— Start Records supplied —

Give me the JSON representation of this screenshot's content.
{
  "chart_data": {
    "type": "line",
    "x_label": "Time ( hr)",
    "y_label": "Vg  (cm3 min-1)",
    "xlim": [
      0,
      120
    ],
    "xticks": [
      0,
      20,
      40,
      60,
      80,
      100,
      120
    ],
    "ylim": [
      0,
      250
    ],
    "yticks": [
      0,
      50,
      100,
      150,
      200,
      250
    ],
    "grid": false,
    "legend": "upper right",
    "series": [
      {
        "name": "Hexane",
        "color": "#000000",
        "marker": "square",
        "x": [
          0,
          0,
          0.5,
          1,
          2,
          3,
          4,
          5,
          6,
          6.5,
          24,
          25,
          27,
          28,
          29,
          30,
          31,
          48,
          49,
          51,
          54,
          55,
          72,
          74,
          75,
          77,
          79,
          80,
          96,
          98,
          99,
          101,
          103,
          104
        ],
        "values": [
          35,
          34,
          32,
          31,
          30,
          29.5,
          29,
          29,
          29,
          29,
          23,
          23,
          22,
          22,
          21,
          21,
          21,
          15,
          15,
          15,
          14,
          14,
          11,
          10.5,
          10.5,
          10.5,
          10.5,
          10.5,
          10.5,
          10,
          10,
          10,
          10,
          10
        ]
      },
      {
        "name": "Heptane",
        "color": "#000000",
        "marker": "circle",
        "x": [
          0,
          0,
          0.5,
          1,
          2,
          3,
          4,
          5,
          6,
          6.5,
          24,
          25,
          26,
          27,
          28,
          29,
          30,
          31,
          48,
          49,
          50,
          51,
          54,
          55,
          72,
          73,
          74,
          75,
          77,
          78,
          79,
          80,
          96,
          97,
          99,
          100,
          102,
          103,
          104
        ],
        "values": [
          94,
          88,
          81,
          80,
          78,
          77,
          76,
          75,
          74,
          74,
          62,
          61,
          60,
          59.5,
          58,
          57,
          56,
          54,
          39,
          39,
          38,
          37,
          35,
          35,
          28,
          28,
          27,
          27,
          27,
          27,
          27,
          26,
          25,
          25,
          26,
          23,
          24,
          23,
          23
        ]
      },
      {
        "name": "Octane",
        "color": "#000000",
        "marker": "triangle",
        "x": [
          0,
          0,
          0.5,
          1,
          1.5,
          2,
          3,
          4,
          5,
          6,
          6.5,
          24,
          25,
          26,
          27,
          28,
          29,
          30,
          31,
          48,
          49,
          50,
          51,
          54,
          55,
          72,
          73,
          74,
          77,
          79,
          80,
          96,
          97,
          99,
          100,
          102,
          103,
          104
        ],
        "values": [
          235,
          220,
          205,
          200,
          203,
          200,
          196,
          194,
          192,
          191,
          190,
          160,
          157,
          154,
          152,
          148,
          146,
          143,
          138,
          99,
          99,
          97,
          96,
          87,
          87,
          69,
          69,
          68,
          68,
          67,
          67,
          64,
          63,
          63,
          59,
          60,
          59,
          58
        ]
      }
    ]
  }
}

— End Records supplied —

▶ Exercise goal:
Copy all lines of the listing above that contain the string "name".

▶ Exercise result:
        "name": "Hexane",
        "name": "Heptane",
        "name": "Octane",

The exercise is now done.